--- Material for the task ---

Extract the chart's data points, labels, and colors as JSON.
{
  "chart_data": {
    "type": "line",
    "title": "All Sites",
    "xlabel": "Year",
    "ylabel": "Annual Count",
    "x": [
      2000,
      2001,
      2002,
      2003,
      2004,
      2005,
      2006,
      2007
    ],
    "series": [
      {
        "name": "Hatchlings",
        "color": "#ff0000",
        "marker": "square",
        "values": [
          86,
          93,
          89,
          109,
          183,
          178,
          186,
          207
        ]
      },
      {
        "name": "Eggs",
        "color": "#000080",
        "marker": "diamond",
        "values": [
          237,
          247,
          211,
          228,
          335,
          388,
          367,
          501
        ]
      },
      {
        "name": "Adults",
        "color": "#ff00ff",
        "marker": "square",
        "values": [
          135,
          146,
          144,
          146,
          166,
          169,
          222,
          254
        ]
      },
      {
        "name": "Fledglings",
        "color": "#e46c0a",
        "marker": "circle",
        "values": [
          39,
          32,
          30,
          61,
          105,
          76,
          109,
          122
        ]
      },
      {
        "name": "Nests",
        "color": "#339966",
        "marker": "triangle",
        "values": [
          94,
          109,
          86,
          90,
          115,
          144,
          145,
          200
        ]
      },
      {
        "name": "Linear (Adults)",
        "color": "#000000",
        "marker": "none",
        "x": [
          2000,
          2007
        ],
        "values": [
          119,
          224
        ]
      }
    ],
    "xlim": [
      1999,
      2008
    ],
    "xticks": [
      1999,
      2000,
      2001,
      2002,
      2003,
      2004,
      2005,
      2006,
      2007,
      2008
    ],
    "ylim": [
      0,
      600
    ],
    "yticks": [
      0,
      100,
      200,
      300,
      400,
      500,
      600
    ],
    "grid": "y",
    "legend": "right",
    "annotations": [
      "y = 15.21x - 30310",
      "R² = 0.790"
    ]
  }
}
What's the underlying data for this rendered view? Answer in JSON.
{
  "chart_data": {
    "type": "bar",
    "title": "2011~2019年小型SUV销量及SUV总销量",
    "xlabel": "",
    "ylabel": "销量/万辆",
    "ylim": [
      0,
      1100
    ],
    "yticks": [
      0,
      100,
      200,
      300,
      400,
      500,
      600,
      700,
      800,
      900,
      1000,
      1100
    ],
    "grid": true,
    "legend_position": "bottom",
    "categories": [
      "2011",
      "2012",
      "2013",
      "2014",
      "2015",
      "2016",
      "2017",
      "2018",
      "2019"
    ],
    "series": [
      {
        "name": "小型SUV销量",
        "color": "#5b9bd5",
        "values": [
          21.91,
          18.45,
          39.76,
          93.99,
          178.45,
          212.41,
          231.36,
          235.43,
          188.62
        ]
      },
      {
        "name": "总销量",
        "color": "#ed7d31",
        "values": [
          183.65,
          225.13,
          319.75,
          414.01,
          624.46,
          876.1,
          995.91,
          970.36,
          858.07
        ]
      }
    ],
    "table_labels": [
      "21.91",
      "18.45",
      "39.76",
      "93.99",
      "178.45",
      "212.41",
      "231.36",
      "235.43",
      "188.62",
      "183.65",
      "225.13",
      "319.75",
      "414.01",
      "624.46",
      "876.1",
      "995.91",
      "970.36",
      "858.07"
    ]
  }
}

---

Give the number of lines above that hold the word "JSON", and nothing more.

2